State how many lines hold the string "該往何去". Give the number and nothing else.

Stored entries:
━━━━━━━━━━━━━━━━━━━━━━━━━━━━━━

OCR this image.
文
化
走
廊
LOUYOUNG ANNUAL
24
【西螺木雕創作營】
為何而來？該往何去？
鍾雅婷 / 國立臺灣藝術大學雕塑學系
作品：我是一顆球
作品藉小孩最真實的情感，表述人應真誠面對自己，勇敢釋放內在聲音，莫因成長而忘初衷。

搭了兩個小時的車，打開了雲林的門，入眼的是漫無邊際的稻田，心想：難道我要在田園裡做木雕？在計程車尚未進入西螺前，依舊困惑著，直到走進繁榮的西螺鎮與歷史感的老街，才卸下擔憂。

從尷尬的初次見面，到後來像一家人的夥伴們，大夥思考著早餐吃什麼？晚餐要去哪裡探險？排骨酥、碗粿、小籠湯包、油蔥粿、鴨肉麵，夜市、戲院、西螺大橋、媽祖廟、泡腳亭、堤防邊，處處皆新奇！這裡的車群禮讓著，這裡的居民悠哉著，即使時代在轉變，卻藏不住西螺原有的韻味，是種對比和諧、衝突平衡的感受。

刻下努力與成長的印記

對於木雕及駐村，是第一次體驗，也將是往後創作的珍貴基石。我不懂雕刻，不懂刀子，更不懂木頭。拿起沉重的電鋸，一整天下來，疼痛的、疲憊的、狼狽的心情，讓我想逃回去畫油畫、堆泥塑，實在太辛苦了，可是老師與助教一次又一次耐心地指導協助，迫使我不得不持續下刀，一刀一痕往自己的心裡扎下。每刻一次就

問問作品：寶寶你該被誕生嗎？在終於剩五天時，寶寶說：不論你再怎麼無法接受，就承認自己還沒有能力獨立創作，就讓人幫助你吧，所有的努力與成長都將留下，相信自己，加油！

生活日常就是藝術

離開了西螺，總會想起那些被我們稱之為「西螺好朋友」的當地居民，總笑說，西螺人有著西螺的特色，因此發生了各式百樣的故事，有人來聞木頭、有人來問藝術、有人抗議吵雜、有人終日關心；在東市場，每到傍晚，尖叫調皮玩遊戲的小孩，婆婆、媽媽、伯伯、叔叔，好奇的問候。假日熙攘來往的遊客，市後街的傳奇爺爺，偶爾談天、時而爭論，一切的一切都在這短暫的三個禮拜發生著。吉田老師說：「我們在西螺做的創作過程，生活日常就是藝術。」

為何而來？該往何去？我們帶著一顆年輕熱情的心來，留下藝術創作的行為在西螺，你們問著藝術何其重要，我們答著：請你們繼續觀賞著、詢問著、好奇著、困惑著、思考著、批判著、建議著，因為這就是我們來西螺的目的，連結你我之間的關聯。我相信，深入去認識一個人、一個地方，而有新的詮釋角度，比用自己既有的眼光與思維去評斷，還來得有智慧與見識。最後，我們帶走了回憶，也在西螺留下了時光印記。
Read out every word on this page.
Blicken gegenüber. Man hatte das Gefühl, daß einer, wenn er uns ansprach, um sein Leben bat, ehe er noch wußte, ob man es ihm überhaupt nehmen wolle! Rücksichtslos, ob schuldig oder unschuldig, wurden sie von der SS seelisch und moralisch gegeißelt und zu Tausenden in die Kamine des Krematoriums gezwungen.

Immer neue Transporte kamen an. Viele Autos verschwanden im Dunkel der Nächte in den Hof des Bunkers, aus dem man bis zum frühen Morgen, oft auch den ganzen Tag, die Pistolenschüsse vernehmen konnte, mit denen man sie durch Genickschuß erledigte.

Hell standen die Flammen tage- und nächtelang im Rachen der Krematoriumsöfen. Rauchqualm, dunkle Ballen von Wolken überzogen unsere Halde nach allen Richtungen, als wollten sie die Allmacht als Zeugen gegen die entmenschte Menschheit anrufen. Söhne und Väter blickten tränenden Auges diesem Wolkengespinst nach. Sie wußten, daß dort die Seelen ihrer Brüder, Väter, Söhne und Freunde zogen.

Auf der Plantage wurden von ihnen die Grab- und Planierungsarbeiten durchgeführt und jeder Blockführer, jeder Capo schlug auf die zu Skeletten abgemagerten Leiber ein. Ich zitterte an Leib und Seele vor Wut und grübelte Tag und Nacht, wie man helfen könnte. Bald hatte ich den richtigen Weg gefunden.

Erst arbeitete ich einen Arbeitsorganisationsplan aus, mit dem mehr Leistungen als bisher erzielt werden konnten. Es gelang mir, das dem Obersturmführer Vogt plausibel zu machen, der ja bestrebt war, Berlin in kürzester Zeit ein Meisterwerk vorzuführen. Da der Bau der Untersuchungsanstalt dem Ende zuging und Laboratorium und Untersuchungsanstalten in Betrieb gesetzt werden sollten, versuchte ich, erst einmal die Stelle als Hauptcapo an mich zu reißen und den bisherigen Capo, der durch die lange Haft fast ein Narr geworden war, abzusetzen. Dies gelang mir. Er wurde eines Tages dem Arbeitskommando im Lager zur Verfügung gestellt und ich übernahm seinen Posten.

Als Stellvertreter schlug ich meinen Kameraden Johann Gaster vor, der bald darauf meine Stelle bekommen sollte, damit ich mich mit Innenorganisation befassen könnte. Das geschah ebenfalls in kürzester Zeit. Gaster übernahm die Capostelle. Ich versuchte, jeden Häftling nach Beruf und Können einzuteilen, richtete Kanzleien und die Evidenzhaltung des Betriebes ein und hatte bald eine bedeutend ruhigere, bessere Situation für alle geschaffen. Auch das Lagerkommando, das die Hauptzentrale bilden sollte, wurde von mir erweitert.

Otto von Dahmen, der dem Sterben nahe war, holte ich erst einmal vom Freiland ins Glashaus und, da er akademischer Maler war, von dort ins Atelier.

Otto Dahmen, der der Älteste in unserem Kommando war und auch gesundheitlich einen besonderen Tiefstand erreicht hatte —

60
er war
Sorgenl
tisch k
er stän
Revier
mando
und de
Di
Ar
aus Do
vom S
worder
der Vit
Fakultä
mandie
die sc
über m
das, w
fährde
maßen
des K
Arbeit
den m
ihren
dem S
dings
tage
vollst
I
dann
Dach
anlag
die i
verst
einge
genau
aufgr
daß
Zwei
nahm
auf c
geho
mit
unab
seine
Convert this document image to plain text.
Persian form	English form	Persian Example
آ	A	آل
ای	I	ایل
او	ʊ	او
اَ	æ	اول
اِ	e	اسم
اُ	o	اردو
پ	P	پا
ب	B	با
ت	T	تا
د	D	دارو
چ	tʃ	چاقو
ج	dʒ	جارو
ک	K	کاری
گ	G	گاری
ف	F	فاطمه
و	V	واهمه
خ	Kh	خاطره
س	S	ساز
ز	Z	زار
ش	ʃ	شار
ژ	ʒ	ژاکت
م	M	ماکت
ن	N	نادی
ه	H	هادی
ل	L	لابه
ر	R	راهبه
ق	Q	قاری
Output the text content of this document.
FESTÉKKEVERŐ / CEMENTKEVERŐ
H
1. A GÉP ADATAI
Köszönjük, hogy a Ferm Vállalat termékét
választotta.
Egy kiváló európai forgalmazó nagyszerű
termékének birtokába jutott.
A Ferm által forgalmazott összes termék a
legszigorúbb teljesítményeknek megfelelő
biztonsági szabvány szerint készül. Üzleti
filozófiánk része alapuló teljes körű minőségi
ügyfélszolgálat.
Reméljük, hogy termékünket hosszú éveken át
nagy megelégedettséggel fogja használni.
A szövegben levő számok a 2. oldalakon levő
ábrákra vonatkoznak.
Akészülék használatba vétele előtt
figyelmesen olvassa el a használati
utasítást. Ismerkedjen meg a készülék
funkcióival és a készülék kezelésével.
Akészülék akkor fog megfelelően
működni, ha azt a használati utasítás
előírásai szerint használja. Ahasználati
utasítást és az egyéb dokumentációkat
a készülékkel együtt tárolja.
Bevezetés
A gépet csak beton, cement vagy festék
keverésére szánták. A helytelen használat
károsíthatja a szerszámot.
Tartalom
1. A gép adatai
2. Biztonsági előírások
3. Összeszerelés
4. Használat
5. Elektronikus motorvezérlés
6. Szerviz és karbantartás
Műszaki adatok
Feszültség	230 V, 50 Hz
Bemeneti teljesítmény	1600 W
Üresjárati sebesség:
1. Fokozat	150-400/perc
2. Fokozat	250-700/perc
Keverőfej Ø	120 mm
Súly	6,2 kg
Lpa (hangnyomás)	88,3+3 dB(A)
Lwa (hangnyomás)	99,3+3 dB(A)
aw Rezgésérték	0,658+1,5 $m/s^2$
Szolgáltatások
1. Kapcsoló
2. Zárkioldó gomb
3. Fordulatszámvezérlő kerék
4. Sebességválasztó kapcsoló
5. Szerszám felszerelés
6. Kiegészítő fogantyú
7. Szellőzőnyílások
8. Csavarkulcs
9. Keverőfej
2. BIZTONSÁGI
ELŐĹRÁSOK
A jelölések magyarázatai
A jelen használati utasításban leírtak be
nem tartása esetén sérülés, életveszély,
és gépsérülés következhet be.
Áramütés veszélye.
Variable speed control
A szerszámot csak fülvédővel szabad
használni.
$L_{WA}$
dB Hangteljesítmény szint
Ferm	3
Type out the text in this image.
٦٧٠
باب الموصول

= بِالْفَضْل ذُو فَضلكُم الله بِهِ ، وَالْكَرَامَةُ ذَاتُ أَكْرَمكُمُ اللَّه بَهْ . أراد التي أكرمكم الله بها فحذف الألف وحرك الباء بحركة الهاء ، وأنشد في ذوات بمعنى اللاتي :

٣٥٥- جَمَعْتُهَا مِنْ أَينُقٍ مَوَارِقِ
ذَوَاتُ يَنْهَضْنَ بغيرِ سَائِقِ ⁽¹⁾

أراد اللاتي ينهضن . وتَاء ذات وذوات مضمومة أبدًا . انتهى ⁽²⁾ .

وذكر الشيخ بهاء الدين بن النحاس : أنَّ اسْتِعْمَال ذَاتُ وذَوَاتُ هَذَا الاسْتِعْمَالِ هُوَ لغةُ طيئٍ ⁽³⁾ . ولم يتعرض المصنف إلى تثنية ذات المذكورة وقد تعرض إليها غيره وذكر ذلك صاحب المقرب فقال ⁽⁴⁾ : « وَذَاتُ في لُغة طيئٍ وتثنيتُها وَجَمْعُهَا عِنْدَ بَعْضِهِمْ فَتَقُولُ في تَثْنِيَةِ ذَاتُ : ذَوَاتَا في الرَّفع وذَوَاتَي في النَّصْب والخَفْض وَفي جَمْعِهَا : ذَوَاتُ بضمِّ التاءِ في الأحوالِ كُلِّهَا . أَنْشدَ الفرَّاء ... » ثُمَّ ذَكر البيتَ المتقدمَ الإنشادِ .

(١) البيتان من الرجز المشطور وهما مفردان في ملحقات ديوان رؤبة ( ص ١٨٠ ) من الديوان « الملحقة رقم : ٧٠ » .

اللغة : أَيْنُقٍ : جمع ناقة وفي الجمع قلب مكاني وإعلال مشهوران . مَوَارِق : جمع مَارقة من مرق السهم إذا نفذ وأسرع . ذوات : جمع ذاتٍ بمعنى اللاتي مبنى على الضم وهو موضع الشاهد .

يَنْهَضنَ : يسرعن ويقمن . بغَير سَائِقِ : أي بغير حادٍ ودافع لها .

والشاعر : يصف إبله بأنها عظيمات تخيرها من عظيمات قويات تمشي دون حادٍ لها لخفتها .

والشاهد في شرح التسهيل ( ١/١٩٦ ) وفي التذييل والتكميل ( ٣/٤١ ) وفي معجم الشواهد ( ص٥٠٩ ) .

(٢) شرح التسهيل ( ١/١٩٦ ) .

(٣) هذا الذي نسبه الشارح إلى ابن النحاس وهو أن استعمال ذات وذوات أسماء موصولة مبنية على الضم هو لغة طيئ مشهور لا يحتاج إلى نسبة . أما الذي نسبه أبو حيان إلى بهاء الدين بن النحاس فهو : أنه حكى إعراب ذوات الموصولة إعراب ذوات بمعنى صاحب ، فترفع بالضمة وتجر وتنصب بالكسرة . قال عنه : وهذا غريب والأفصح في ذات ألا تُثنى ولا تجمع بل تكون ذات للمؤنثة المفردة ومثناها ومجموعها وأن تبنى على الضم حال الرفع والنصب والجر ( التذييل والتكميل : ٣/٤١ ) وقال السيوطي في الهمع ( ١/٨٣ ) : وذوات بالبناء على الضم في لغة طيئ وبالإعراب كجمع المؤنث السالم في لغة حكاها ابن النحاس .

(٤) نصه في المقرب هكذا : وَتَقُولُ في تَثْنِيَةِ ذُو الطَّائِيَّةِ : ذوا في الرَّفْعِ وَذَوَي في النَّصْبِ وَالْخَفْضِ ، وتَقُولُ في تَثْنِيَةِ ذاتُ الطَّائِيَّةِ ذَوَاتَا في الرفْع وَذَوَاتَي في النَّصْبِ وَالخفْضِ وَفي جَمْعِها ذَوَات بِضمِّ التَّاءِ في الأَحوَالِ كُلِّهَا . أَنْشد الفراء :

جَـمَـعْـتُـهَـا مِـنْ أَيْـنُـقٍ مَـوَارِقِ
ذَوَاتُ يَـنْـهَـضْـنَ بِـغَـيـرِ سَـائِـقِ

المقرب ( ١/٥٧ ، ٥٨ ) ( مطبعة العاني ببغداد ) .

━━━━━━━━━━━━━━━━━━━━━━━━━━━━━━

Solution to this exercise>
2